| Written task |
Search the data below for "share"; list each line that holds it.

>> START

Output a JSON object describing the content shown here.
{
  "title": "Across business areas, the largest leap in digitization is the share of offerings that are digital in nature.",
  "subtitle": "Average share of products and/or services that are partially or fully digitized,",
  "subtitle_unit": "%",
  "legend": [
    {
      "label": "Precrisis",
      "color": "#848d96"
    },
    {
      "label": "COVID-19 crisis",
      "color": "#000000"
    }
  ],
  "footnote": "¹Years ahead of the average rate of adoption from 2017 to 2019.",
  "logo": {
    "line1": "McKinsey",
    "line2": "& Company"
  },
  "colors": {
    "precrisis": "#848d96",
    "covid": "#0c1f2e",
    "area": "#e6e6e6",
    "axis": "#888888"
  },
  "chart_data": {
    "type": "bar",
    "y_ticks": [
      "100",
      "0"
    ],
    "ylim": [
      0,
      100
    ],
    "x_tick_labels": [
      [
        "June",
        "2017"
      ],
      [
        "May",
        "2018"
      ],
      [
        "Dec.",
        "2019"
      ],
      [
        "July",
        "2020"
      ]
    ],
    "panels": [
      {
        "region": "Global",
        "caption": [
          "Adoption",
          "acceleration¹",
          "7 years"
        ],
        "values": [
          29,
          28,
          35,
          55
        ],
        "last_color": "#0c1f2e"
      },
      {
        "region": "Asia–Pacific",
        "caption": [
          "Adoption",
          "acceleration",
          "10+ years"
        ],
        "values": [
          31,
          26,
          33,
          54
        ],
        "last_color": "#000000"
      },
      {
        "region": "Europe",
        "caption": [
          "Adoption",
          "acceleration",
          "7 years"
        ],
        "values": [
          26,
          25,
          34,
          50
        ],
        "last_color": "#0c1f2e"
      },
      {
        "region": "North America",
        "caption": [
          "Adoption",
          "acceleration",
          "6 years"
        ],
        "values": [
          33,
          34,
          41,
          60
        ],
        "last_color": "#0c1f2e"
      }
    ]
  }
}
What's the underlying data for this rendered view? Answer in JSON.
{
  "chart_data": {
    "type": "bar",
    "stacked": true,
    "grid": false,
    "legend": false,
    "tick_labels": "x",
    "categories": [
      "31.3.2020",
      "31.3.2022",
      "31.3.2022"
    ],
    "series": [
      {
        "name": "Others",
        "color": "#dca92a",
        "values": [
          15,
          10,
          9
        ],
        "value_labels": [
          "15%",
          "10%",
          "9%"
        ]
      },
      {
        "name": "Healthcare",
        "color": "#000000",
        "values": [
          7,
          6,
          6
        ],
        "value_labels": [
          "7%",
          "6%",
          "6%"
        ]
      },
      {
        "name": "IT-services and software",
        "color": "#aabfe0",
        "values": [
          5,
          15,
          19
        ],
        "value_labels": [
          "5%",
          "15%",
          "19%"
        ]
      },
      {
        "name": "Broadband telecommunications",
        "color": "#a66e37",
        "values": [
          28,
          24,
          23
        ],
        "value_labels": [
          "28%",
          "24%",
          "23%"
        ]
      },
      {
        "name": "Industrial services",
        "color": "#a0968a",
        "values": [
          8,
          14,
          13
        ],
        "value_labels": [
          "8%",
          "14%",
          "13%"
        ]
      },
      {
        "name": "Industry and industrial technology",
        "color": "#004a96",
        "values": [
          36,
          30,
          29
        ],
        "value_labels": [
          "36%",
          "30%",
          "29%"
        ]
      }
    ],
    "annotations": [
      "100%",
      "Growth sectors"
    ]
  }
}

>> END

| Expected output |
  "title": "Across business areas, the largest leap in digitization is the share of offerings that are digital in nature.",
  "subtitle": "Average share of products and/or services that are partially or fully digitized,",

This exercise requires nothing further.